Figure record extracts

▼▼▼

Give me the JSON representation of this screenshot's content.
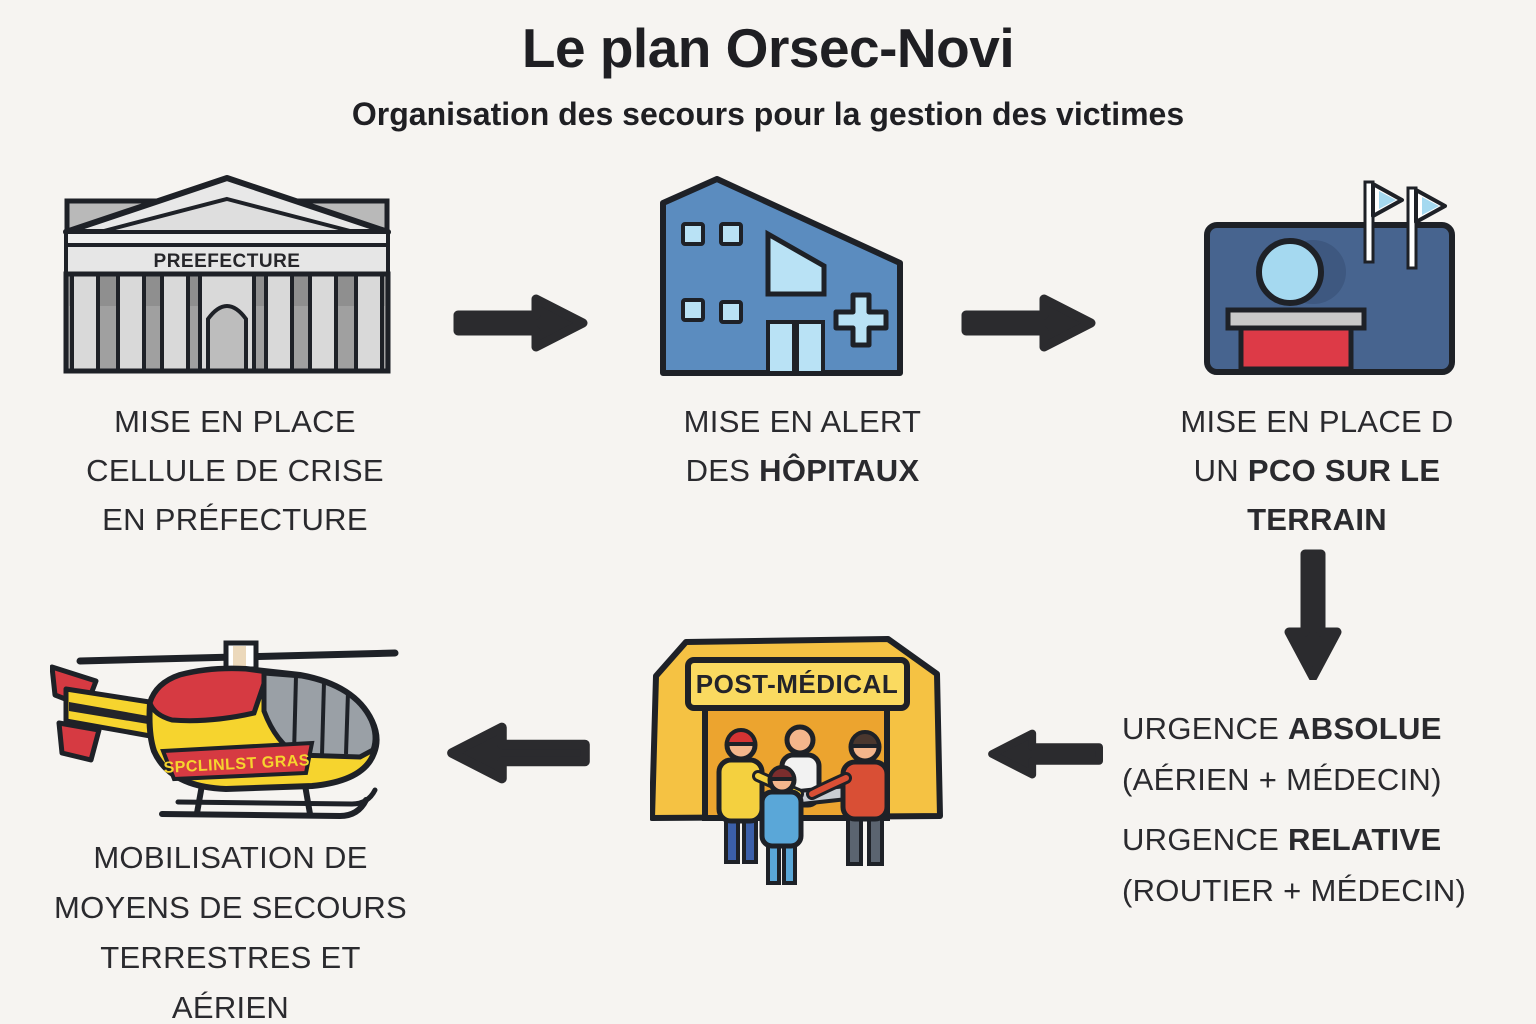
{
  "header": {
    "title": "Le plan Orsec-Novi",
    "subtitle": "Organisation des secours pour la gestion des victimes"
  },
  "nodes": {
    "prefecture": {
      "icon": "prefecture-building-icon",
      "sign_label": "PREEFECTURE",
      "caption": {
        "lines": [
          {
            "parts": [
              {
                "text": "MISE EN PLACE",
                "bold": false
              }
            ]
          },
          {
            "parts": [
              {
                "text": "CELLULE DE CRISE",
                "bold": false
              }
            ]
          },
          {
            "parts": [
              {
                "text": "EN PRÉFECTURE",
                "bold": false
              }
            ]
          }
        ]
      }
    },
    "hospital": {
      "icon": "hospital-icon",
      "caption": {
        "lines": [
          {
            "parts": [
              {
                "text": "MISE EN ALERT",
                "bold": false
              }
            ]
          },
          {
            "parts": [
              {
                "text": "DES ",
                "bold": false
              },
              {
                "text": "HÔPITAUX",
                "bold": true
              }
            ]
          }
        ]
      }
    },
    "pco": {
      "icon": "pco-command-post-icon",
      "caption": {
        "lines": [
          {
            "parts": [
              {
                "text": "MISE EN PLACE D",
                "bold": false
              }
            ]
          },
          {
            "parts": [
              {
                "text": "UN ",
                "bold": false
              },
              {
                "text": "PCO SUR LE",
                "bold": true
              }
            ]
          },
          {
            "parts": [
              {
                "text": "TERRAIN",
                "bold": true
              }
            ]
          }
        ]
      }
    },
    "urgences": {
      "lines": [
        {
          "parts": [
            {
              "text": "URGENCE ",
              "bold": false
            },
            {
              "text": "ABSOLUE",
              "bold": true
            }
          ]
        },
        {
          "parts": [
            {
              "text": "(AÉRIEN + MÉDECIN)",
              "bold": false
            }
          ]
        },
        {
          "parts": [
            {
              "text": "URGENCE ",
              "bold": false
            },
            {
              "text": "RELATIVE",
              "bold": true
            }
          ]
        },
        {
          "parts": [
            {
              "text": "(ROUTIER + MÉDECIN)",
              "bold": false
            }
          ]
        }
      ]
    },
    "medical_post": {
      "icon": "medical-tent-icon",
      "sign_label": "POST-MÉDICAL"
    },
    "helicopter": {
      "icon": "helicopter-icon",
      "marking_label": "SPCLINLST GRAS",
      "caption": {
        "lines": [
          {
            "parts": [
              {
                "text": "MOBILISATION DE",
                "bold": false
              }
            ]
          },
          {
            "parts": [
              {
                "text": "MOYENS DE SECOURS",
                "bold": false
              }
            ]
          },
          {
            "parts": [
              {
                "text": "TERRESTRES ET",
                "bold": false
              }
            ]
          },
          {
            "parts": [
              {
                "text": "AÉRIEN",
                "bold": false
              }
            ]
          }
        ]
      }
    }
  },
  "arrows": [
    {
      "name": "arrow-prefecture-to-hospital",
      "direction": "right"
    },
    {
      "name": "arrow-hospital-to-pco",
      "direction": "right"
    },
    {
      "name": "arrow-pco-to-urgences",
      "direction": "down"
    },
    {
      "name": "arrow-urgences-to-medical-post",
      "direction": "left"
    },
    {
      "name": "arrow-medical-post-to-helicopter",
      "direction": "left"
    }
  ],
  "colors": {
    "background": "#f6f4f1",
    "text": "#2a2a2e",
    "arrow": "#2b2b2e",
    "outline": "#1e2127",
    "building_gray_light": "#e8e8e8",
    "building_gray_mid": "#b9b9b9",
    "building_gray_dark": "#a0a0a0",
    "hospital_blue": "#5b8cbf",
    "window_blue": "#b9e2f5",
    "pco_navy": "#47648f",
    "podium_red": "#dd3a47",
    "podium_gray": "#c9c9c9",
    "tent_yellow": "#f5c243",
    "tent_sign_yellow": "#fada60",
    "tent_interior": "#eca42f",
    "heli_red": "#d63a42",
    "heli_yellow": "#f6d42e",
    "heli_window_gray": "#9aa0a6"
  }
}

▲▲▲
▼▼▼

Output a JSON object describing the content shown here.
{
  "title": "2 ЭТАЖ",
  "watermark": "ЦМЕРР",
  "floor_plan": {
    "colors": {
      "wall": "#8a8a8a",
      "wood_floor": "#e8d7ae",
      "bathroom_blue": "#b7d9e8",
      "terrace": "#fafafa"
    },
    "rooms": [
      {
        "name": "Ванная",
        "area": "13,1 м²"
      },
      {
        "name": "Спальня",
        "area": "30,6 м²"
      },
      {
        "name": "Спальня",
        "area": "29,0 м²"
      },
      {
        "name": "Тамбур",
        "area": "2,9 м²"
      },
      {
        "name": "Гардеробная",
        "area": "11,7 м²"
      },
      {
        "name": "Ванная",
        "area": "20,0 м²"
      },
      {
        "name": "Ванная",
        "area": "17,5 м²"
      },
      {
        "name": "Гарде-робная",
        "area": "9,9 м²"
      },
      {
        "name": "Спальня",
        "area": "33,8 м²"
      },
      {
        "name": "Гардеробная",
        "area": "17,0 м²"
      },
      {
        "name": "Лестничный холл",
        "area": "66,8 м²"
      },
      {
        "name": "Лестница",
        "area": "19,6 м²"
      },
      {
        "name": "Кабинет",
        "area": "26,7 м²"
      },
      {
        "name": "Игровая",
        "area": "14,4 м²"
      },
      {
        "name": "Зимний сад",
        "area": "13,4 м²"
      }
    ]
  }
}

▲▲▲

▶ **Task details**: Find the lines above holding the word "MÉDECIN" and show them.

▶ **Right answer**:
              "text": "(AÉRIEN + MÉDECIN)",
              "text": "(ROUTIER + MÉDECIN)",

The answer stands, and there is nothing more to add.